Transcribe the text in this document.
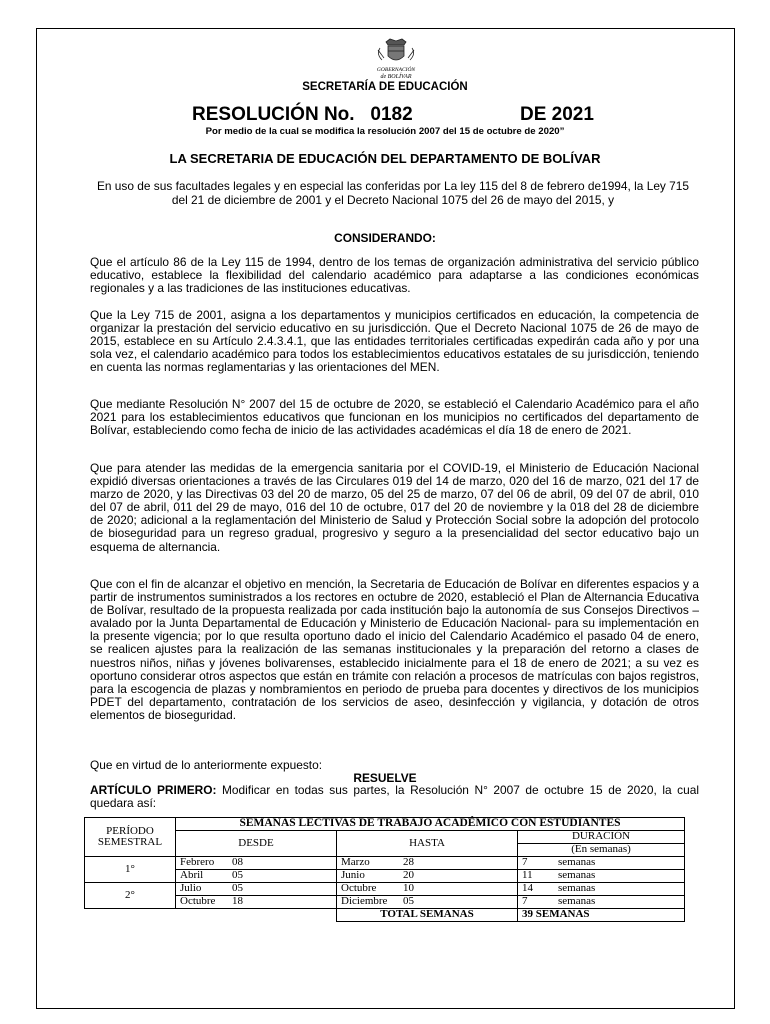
GOBERNACIÓN
de BOLÍVAR
SECRETARÍA DE EDUCACIÓN
RESOLUCIÓN No.   0182	DE 2021
Por medio de la cual se modifica la resolución 2007 del 15 de octubre de 2020”
LA SECRETARIA DE EDUCACIÓN DEL DEPARTAMENTO DE BOLÍVAR
En uso de sus facultades legales y en especial las conferidas por La ley 115 del 8 de febrero de1994, la Ley 715 del 21 de diciembre de 2001 y el Decreto Nacional 1075 del 26 de mayo del 2015, y
CONSIDERANDO:
Que el artículo 86 de la Ley 115 de 1994, dentro de los temas de organización administrativa del servicio público educativo, establece la flexibilidad del calendario académico para adaptarse a las condiciones económicas regionales y a las tradiciones de las instituciones educativas.
Que la Ley 715 de 2001, asigna a los departamentos y municipios certificados en educación, la competencia de organizar la prestación del servicio educativo en su jurisdicción. Que el Decreto Nacional 1075 de 26 de mayo de 2015, establece en su Artículo 2.4.3.4.1, que las entidades territoriales certificadas expedirán cada año y por una sola vez, el calendario académico para todos los establecimientos educativos estatales de su jurisdicción, teniendo en cuenta las normas reglamentarias y las orientaciones del MEN.
Que mediante Resolución N° 2007 del 15 de octubre de 2020, se estableció el Calendario Académico para el año 2021 para los establecimientos educativos que funcionan en los municipios no certificados del departamento de Bolívar, estableciendo como fecha de inicio de las actividades académicas el día 18 de enero de 2021.
Que para atender las medidas de la emergencia sanitaria por el COVID-19, el Ministerio de Educación Nacional expidió diversas orientaciones a través de las Circulares 019 del 14 de marzo, 020 del 16 de marzo, 021 del 17 de marzo de 2020, y las Directivas 03 del 20 de marzo, 05 del 25 de marzo, 07 del 06 de abril, 09 del 07 de abril, 010 del 07 de abril, 011 del 29 de mayo, 016 del 10 de octubre, 017 del 20 de noviembre y la 018 del 28 de diciembre de 2020; adicional a la reglamentación del Ministerio de Salud y Protección Social sobre la adopción del protocolo de bioseguridad para un regreso gradual, progresivo y seguro a la presencialidad del sector educativo bajo un esquema de alternancia.
Que con el fin de alcanzar el objetivo en mención, la Secretaria de Educación de Bolívar en diferentes espacios y a partir de instrumentos suministrados a los rectores en octubre de 2020, estableció el Plan de Alternancia Educativa de Bolívar, resultado de la propuesta realizada por cada institución bajo la autonomía de sus Consejos Directivos – avalado por la Junta Departamental de Educación y Ministerio de Educación Nacional- para su implementación en la presente vigencia; por lo que resulta oportuno dado el inicio del Calendario Académico el pasado 04 de enero, se realicen ajustes para la realización de las semanas institucionales y la preparación del retorno a clases de nuestros niños, niñas y jóvenes bolivarenses, establecido inicialmente para el 18 de enero de 2021; a su vez es oportuno considerar otros aspectos que están en trámite con relación a procesos de matrículas con bajos registros, para la escogencia de plazas y nombramientos en periodo de prueba para docentes y directivos de los municipios PDET del departamento, contratación de los servicios de aseo, desinfección y vigilancia, y dotación de otros elementos de bioseguridad.
Que en virtud de lo anteriormente expuesto:
RESUELVE
ARTÍCULO PRIMERO: Modificar en todas sus partes, la Resolución N° 2007 de octubre 15 de 2020, la cual quedara así:
PERÍODO SEMESTRAL	SEMANAS LECTIVAS DE TRABAJO ACADÉMICO CON ESTUDIANTES		
	DESDE	HASTA	DURACIÓN
			(En semanas)
1°	Febrero 08	Marzo 28	7 semanas

	Abril 05	Junio 20	11 semanas

2°	Julio 05	Octubre 10	14 semanas

	Octubre 18	Diciembre 05	7 semanas

		TOTAL SEMANAS	39 SEMANAS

----

**WHAT IS REQUIRED:** Look through the entries above. Extract each line with the word "cual".

**SOLUTION:**
Por medio de la cual se modifica la resolución 2007 del 15 de octubre de 2020”
ARTÍCULO PRIMERO: Modificar en todas sus partes, la Resolución N° 2007 de octubre 15 de 2020, la cual quedara así:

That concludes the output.